▶ [AIM]: List every line in this data where the string "innan" occurs.

....................

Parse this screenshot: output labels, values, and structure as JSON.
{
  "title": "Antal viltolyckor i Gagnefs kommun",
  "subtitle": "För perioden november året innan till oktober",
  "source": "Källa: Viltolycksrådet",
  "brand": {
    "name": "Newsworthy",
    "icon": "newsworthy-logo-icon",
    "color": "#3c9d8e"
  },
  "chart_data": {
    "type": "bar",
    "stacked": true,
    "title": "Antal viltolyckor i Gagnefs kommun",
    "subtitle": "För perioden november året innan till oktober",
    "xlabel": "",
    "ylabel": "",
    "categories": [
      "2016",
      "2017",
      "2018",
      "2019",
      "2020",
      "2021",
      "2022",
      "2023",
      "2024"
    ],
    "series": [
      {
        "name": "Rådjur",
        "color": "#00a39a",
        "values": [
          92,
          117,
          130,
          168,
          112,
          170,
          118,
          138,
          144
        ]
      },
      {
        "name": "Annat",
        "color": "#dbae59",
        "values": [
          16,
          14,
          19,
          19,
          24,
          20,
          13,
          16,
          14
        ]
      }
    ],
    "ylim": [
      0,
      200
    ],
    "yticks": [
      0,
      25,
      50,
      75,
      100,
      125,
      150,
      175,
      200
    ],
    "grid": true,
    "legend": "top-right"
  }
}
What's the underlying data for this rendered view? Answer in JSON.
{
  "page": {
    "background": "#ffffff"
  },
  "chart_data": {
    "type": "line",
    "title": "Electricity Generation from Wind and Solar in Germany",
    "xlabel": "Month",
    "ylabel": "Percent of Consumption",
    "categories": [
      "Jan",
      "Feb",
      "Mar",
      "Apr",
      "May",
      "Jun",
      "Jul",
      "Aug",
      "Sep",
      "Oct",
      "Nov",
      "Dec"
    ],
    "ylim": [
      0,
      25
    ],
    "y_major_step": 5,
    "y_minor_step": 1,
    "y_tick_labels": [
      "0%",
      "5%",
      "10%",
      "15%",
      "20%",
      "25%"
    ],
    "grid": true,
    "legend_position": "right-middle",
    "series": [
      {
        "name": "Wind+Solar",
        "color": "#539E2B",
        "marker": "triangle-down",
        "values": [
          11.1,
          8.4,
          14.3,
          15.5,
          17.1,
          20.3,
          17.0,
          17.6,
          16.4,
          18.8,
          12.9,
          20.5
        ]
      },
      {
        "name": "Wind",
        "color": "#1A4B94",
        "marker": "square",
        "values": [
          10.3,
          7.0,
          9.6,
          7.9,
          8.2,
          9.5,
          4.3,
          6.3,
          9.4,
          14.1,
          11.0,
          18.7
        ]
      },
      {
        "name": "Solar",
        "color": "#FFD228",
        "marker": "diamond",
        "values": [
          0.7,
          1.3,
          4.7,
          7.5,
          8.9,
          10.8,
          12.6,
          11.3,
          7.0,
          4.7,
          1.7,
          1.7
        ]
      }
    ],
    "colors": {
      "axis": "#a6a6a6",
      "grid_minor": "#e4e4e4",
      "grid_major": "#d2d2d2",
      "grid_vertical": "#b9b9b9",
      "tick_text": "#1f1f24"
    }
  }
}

....................

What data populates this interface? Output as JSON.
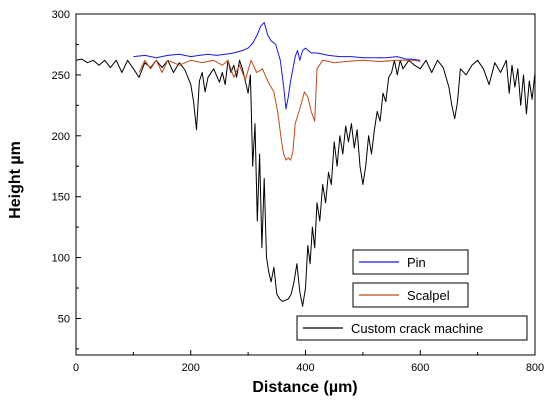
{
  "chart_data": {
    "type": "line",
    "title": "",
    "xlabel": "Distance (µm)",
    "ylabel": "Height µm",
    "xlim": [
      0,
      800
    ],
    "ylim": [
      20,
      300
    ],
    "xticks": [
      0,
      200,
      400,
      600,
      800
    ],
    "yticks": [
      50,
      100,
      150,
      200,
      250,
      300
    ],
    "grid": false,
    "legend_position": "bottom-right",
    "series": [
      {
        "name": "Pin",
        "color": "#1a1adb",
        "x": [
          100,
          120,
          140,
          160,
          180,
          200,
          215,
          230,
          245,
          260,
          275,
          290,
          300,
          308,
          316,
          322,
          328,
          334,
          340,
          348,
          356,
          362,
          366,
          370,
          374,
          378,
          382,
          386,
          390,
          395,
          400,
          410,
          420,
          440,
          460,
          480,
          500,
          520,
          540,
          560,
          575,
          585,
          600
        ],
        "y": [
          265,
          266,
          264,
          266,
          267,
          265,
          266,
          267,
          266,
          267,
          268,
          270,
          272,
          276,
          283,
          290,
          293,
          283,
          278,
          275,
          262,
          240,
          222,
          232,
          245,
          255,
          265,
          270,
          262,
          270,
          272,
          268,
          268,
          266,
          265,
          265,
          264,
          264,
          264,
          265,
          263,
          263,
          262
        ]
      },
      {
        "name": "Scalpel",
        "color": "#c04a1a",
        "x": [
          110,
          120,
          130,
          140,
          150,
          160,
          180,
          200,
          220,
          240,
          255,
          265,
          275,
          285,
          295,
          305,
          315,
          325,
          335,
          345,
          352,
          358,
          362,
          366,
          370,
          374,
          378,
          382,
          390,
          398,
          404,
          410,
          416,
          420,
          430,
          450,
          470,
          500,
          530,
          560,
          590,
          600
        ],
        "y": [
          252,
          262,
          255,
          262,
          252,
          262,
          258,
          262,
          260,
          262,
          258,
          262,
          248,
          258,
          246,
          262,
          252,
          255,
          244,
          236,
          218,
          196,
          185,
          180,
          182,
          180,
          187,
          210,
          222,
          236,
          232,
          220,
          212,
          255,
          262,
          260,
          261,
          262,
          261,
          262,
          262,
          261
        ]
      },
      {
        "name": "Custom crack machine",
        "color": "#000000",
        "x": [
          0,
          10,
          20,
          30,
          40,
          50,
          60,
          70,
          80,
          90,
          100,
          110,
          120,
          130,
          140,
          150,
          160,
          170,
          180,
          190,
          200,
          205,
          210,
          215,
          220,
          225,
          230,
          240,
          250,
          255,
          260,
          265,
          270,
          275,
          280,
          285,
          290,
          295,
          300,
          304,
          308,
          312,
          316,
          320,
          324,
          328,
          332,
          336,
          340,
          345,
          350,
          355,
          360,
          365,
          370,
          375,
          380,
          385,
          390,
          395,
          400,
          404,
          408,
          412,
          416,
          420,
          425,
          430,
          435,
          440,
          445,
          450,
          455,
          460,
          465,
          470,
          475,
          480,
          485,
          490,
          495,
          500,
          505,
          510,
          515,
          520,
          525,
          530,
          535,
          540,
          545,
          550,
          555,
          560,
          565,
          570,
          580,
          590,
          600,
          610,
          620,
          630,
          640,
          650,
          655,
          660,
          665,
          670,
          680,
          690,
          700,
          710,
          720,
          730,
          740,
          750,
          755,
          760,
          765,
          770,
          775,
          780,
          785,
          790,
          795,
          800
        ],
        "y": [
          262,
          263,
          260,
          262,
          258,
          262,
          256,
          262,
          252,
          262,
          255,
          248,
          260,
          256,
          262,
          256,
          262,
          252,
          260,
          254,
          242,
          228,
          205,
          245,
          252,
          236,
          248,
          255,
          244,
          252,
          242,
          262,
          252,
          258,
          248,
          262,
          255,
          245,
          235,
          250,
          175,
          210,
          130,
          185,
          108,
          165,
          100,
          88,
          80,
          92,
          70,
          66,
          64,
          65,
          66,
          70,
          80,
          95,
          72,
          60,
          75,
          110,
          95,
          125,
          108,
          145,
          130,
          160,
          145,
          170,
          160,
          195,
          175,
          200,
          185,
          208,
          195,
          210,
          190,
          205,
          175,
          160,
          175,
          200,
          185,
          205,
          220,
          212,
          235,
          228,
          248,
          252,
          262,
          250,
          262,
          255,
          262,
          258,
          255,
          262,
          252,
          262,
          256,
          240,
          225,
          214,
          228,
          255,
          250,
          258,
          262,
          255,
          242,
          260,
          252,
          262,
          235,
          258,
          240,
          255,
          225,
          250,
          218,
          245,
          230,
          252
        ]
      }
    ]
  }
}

....................

▶ [SOLUTION]:
  "subtitle": "För perioden november året innan till oktober",
    "subtitle": "För perioden november året innan till oktober",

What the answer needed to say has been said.